◆ **PROBLEM STATEMENT**
Determine the number of lines in these entries that hold the word "efecto". Give the number and nothing more.

◆ **EXTRACTED ENTRIES**
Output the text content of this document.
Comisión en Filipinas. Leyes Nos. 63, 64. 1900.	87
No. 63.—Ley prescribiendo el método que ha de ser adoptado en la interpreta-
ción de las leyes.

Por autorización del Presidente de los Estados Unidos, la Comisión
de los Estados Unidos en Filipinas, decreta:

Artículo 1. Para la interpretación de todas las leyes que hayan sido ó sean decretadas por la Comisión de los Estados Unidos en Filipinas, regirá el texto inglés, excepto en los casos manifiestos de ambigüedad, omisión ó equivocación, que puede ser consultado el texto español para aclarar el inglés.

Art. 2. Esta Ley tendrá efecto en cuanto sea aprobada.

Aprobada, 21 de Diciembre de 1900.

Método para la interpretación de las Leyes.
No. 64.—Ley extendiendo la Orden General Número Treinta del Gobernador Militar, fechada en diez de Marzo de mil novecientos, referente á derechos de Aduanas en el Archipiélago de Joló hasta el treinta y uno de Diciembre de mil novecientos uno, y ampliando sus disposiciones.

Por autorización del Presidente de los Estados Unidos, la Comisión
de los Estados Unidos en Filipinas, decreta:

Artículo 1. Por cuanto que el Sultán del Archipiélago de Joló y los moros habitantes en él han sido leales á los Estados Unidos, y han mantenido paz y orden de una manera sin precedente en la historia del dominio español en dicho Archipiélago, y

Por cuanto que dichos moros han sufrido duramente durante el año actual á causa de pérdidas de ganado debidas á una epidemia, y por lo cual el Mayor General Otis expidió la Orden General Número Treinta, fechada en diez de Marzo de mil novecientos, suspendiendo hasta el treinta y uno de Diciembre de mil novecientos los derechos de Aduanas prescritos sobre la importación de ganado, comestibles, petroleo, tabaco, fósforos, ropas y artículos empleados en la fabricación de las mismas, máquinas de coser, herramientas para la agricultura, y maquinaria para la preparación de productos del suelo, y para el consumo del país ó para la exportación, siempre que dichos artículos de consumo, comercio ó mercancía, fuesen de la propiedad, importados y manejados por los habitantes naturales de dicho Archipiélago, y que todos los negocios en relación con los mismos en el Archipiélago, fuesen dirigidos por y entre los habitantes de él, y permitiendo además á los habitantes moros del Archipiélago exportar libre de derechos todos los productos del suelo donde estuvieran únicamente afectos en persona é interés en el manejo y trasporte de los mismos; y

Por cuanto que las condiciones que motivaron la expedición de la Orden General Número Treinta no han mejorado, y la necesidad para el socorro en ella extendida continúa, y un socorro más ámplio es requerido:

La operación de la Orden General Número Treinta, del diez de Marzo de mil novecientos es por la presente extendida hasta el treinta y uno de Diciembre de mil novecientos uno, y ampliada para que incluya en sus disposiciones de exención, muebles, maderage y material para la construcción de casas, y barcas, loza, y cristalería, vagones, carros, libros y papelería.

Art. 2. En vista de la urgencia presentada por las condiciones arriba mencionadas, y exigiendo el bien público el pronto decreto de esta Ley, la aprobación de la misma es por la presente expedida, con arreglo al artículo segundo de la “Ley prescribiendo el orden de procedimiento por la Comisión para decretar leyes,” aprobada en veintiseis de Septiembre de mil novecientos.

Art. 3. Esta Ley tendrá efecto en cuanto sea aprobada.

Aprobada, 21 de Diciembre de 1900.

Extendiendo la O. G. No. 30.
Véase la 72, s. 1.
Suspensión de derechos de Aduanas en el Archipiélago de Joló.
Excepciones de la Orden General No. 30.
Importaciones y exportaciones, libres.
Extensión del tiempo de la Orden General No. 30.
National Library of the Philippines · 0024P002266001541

◆ **EXPECTED ANSWER**
2